---------- The input ----------
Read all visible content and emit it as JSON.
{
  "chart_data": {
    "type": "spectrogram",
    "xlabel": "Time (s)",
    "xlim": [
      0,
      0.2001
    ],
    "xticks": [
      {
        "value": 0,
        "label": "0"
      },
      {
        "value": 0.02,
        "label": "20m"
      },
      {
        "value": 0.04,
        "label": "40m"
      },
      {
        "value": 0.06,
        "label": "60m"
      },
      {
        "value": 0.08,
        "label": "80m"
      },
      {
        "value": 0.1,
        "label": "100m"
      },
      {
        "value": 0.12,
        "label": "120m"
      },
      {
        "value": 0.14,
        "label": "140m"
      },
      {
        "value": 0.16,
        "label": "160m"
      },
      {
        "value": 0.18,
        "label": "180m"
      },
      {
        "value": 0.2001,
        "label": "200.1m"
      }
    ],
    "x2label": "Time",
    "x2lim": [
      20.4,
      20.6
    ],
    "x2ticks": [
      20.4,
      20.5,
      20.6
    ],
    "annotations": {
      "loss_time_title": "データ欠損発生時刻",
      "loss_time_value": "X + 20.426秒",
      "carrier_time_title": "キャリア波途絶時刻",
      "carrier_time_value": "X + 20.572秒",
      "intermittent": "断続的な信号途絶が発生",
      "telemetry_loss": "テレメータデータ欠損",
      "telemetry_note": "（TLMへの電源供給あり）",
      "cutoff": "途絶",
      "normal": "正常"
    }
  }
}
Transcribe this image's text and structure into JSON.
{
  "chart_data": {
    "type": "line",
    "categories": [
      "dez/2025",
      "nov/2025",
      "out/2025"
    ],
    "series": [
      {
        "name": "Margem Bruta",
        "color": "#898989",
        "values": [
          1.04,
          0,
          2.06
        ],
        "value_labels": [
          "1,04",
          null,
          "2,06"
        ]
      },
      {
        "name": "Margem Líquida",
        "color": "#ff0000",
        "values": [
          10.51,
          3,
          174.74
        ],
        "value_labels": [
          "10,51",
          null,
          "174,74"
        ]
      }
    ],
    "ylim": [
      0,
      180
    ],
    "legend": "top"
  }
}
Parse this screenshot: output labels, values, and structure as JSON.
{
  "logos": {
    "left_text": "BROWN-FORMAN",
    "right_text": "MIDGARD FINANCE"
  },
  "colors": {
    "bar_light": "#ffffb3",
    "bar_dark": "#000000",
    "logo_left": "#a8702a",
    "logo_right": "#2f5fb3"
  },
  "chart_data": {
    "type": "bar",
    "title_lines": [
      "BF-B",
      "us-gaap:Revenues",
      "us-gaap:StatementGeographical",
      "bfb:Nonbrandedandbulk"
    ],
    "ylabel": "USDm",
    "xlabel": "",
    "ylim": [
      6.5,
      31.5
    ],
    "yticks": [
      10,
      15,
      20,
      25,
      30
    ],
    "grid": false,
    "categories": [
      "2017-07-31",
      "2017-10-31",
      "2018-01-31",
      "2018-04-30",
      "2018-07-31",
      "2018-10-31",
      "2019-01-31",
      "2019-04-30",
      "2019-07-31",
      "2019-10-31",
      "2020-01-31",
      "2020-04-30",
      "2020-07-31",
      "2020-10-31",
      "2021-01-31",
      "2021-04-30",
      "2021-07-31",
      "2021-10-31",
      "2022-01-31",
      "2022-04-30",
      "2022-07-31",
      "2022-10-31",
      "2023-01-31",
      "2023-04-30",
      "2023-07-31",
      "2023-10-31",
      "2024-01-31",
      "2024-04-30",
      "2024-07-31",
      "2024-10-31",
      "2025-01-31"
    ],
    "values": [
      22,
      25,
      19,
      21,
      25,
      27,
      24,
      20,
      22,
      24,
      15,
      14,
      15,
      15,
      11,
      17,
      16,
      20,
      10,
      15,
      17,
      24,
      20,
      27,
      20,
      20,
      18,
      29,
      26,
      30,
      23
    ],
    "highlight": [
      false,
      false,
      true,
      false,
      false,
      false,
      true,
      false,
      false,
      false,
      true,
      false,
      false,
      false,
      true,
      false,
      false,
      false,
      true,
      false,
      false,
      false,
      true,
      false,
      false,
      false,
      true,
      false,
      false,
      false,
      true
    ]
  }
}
----------
== Task description ==
State how many lines of the records hold the string "this", and nothing else.

== Final answer ==
2